Extract —
=======

Most ML workloads need GPUs. Skyward abstracts GPU selection across providers — you specify the hardware you need, and the provider finds the right instance type, resolves availability, and provisions it. This guide covers how to request specific accelerators, detect the hardware available at runtime, and understand the difference between string and typed accelerator specs.

Requesting a GPU

Specify the accelerator when creating a pool:

with sky.Compute(
    provider=sky.VastAI(),
    accelerator=sky.accelerators.L40S(),
    image=sky.Image(pip=["torch"]),
) as compute:

Use the factory functions under sky.accelerators. They carry catalog metadata — VRAM size, CUDA compatibility, form factor — and provide IDE autocomplete:

sky.Compute(provider=sky.AWS(), accelerator=sky.accelerators.A100())
sky.Compute(provider=sky.AWS(), accelerator=sky.accelerators.H100(count=4))

Each factory returns an Accelerator dataclass — a frozen specification with name, memory, count, and optional metadata. The factory functions look up defaults from an internal catalog, so sky.accelerators.H100() already knows it has 80GB of memory without you specifying it.

The translation from a logical accelerator name to a provider-specific resource isn't a simple string match. An "A100" on AWS is a p4d.24xlarge, on RunPod it's a pod with a specific gpuTypeId, on VastAI it's a marketplace offer filtered by GPU model. The catalog centralizes this complexity so that the same Accelerator spec resolves correctly on any provider that supports it.

Detecting hardware at runtime

Inside a @sky.function function, instance_info() tells you what hardware is available:

@sky.function
def gpu_info() -> sky.InstanceInfo:
    """Return information about this instance."""
    return sky.instance_info()

InstanceInfo includes the node index, cluster size, head status, and the number and type of accelerators. This is useful for conditional logic — running a GPU path when CUDA is available, falling back to CPU otherwise.

GPU vs CPU benchmark

A matrix multiplication benchmark illustrates the GPU advantage. The function runs on the remote instance, where the accelerator is available:

@sky.function
def matrix_benchmark(size: int) -> dict:
    """Benchmark matrix multiplication on GPU vs CPU."""

=======

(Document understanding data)

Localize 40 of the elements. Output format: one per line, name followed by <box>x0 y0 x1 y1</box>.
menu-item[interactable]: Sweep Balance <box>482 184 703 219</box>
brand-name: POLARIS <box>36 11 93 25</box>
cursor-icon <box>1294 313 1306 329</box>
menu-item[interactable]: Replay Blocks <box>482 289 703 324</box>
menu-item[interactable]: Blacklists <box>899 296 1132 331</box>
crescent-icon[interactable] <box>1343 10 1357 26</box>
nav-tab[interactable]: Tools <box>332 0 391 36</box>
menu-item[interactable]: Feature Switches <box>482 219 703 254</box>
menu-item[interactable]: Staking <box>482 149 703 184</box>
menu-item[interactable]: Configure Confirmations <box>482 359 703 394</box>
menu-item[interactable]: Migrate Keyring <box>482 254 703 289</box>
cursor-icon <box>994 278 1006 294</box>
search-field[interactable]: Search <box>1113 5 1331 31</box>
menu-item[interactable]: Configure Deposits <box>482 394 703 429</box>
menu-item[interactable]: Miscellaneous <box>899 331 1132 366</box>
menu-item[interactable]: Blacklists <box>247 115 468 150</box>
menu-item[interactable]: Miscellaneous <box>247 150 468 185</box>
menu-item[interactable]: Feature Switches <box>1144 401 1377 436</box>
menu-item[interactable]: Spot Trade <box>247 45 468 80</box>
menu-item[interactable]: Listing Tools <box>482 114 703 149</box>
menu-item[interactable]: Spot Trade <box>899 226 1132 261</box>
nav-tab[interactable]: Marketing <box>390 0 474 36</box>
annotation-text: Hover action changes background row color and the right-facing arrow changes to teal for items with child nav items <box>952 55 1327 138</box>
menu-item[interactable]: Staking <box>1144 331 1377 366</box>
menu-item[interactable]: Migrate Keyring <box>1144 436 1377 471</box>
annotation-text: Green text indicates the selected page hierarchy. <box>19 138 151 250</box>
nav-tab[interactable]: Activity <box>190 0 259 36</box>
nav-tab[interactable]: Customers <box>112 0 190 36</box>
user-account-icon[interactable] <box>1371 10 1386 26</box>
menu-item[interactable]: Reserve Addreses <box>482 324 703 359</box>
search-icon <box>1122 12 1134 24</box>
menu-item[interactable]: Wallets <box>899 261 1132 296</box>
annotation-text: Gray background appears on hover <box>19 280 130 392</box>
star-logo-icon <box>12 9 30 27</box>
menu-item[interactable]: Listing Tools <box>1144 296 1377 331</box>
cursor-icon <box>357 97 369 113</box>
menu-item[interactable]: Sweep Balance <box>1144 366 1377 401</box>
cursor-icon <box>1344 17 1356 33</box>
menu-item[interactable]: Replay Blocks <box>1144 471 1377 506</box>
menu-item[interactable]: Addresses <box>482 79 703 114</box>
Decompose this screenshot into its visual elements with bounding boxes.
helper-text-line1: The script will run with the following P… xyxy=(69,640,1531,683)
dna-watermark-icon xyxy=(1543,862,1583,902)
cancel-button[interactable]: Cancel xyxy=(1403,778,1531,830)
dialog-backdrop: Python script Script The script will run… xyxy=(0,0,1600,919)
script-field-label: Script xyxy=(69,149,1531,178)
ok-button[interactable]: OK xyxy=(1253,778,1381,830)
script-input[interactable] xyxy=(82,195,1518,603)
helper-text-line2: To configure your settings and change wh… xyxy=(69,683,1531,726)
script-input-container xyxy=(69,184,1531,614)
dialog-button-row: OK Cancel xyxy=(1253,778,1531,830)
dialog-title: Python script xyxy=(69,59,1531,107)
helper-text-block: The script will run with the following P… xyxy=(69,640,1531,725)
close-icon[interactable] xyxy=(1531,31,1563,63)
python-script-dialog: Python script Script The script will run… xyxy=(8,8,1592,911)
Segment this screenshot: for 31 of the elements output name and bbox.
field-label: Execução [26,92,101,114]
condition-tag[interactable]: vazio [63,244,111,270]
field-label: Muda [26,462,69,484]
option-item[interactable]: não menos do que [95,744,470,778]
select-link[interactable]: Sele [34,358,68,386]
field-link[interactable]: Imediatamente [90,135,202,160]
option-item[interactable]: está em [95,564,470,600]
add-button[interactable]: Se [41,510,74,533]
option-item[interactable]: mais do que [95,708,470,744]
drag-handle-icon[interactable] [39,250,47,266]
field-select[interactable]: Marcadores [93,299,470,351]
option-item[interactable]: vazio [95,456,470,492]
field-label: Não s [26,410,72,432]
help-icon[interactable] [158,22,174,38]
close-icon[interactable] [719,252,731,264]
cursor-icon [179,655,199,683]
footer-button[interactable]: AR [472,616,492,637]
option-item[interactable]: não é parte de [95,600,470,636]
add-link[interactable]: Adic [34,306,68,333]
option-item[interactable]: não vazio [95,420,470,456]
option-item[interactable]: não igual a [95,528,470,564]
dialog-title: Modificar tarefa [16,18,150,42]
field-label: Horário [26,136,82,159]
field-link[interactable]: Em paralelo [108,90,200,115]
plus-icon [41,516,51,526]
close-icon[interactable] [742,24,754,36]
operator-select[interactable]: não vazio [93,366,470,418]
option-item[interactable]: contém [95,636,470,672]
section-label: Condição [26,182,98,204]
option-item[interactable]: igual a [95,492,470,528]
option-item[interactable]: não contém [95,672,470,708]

=======

Activities —
• 1. List every cloud provider named in the Skyward GPU guide.
• 2. Continue the Skyward GPU guide from the point where it stops.

Responses in order —
• 1. VastAI, AWS, RunPod

• 2.
    import time

    import torch

    a = torch.randn(size, size)
    b = torch.randn(size, size)

    start = time.perf_counter()
    torch.matmul(a, b)
    cpu_time = time.perf_counter() - start

    if torch.cuda.is_available():
        a_gpu = a.cuda()
        b_gpu = b.cuda()
        torch.matmul(a_gpu, b_gpu)
        torch.cuda.synchronize()

        start = time.perf_counter()
        torch.matmul(a_gpu, b_gpu)
        torch.cuda.synchronize()
        gpu_time = time.perf_counter() - start

        return {"cpu": cpu_time, "gpu": gpu_time, "speedup": cpu_time / gpu_time}

    return {"cpu": cpu_time}

The first torch.matmul on GPU is a warmup call — it triggers CUDA kernel compilation, which is a one-time cost. After warmup, GPU matmul on a 4096x4096 matrix is typically 20-50x faster than CPU. The exact speedup depends on the GPU model, matrix size, and data type (fp32 vs fp16).

Note that imports happen inside the function. This is intentional — the function runs on the remote worker, where torch is installed via the Image's pip field. Your local machine doesn't need torch installed.

Run the full example

git clone https://github.com/gabfssilva/skyward.git
cd skyward
uv run python guides/04_gpu_accelerators.py

What you learned:

  • accelerator parameter requests specific GPU hardware via factory functions like sky.accelerators.A100().
  • sky.accelerators.* provides catalog-backed specs with VRAM, CUDA version, and provider-specific resolution.
  • instance_info() detects hardware at runtime — node identity, accelerators, cluster metadata.
  • Imports inside @sky.function — remote dependencies don't need to be installed locally.
  • GPU warmup — first CUDA kernel compilation is a one-time cost; benchmark after warmup for accurate numbers.